SHORT EXERCISE
Leave out the pictures and repeat the data exactly.

Excerpt from a dataset
-- Begin --
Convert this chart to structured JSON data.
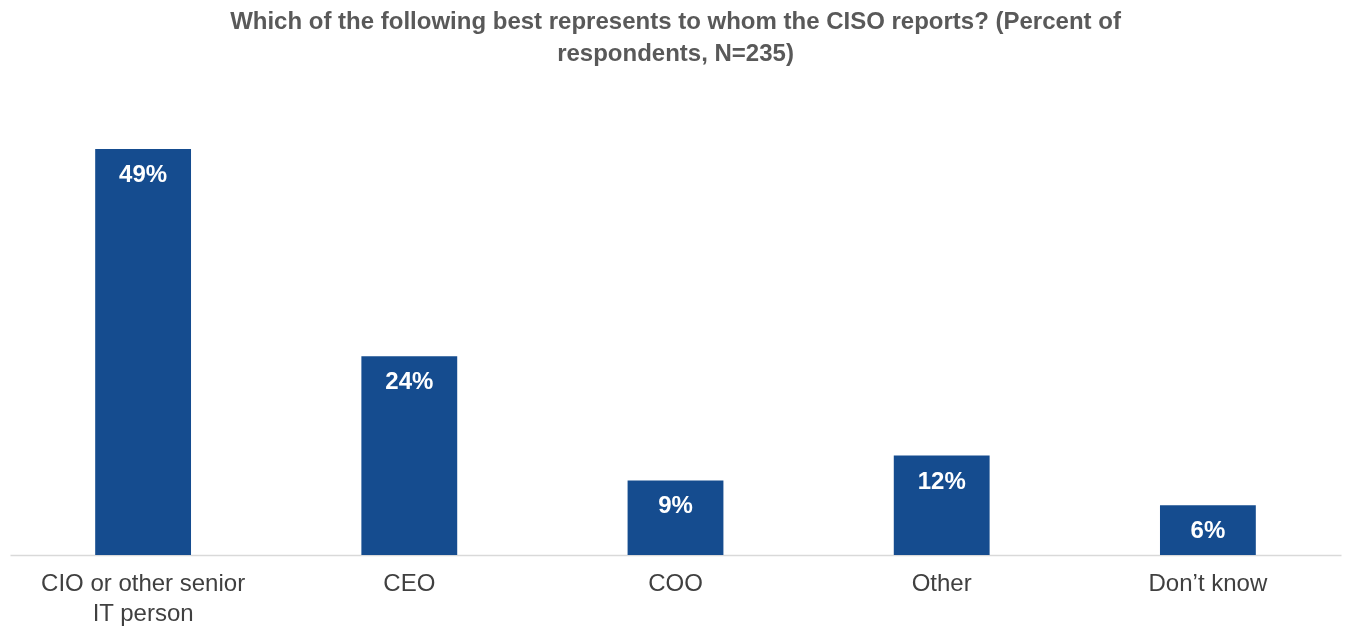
{
  "chart_data": {
    "type": "bar",
    "title": "Which of the following best represents to whom the CISO reports? (Percent of respondents, N=235)",
    "categories": [
      "CIO or other senior IT person",
      "CEO",
      "COO",
      "Other",
      "Don’t know"
    ],
    "values": [
      49,
      24,
      9,
      12,
      6
    ],
    "value_labels": [
      "49%",
      "24%",
      "9%",
      "12%",
      "6%"
    ],
    "color": "#154c8f"
  }
}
-- End --
TASK ANSWER
Convert this chart to structured JSON data.
{
  "chart_data": {
    "type": "bar",
    "title": "Which of the following best represents to whom the CISO reports? (Percent of respondents, N=235)",
    "categories": [
      "CIO or other senior IT person",
      "CEO",
      "COO",
      "Other",
      "Don’t know"
    ],
    "values": [
      49,
      24,
      9,
      12,
      6
    ],
    "value_labels": [
      "49%",
      "24%",
      "9%",
      "12%",
      "6%"
    ],
    "color": "#154c8f"
  }
}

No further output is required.